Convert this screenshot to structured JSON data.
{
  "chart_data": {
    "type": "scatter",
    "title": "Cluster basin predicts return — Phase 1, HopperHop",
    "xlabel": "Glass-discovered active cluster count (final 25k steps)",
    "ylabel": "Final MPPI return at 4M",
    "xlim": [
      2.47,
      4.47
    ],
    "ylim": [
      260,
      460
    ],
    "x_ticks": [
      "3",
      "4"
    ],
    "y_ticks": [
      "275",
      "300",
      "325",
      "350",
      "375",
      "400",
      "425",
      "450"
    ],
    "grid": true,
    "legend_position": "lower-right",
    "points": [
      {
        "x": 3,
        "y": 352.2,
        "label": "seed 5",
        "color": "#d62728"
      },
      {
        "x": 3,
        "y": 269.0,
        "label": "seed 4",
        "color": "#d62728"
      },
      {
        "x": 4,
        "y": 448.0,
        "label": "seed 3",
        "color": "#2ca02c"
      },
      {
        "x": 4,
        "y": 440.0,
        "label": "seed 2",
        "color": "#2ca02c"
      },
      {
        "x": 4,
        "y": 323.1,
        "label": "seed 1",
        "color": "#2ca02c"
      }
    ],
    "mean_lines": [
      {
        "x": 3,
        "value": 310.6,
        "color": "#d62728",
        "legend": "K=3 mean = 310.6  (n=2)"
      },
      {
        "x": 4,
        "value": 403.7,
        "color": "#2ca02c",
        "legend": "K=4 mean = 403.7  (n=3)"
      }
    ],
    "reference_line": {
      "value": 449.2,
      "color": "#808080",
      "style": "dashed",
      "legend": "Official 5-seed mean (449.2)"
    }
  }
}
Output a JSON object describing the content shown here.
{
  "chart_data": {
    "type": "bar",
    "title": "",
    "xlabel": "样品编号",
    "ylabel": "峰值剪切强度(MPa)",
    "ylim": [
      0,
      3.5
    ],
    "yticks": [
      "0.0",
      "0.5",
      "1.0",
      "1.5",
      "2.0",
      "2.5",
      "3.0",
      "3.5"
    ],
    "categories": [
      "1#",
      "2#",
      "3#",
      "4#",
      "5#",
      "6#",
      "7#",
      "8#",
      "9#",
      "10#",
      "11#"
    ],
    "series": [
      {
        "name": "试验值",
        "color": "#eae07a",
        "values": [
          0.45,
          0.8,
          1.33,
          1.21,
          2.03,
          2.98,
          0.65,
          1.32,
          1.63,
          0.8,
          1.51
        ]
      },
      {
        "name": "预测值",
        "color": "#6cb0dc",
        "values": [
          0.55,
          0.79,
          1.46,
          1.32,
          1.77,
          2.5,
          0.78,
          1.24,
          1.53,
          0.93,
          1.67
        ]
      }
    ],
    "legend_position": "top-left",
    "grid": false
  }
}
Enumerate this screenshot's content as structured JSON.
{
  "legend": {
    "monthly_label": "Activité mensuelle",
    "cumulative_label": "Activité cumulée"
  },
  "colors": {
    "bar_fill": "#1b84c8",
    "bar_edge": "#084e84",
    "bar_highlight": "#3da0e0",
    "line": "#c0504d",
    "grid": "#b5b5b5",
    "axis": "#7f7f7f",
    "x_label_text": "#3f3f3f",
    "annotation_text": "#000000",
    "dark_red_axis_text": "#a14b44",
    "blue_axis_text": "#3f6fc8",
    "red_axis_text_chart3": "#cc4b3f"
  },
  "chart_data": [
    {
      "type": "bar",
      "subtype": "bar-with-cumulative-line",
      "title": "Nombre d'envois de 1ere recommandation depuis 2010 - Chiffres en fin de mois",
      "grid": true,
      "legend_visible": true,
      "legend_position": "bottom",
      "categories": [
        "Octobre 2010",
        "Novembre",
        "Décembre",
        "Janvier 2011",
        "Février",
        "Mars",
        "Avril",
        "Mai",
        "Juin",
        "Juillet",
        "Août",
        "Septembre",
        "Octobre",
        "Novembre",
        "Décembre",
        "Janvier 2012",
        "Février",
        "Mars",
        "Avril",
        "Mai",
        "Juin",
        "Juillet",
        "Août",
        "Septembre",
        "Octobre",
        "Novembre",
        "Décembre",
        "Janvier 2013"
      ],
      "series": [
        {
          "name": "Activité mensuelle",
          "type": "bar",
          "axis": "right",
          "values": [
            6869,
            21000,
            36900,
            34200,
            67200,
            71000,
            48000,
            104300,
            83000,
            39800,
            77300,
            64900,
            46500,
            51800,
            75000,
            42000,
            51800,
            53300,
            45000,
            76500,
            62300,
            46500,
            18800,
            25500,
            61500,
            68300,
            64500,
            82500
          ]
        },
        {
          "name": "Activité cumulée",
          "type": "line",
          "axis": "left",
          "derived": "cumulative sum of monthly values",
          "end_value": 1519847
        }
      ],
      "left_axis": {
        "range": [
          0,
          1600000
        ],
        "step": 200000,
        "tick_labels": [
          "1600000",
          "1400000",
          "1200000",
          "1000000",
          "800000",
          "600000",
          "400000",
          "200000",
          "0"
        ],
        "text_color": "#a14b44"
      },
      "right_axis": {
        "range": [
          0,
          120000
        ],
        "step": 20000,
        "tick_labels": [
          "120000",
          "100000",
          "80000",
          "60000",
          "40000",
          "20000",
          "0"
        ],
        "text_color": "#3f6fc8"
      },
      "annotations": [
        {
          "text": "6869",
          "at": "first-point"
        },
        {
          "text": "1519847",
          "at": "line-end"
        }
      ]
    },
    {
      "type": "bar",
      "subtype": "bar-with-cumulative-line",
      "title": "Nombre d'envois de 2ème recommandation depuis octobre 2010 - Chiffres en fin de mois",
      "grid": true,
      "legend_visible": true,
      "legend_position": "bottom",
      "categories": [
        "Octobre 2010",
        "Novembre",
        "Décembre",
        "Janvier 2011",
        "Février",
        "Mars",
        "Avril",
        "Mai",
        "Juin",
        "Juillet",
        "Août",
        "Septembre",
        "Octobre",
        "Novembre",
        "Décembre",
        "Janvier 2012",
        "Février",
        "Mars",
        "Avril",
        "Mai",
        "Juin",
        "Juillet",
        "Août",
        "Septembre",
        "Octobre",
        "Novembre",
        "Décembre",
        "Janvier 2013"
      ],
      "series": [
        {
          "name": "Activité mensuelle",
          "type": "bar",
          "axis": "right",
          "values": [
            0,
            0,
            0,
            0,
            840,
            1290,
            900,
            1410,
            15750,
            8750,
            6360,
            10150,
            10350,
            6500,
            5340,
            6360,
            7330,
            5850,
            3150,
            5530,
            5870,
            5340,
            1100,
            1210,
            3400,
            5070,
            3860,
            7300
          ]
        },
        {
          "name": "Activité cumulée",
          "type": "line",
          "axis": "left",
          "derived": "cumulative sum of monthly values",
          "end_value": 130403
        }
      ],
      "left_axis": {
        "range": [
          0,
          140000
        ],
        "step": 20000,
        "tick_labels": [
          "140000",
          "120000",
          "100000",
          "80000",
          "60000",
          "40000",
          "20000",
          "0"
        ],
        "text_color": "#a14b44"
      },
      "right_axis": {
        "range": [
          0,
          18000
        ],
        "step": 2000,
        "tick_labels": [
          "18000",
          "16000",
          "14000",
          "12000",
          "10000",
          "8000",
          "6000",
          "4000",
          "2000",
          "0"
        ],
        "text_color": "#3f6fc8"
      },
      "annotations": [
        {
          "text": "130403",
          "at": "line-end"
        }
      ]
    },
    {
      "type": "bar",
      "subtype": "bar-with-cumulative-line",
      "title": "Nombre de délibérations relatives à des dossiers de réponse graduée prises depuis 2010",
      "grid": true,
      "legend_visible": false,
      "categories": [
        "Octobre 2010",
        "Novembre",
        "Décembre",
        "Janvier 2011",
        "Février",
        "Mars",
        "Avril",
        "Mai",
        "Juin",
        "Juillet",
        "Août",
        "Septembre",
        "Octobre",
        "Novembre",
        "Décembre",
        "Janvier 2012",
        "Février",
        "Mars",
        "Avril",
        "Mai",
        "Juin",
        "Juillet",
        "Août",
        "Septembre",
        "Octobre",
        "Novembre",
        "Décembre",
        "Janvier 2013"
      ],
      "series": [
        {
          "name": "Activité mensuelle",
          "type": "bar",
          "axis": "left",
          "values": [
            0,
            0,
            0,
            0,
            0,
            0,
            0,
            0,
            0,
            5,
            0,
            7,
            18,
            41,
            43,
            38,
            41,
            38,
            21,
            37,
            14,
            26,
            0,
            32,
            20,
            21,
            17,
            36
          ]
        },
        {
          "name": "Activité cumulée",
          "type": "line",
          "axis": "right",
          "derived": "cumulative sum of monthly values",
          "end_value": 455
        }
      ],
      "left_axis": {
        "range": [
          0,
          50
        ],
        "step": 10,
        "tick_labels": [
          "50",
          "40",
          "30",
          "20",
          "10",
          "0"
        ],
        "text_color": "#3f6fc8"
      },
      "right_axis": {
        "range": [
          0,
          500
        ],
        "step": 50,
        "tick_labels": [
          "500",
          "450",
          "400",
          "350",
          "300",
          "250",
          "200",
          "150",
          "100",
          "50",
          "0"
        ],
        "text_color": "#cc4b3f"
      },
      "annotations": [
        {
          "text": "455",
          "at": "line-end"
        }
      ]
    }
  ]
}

• **Instruction**
Working from the entries above, return all lines that contain "Chiffres".

• **Answer to this exercise**
      "title": "Nombre d'envois de 1ere recommandation depuis 2010 - Chiffres en fin de mois",
      "title": "Nombre d'envois de 2ème recommandation depuis octobre 2010 - Chiffres en fin de mois",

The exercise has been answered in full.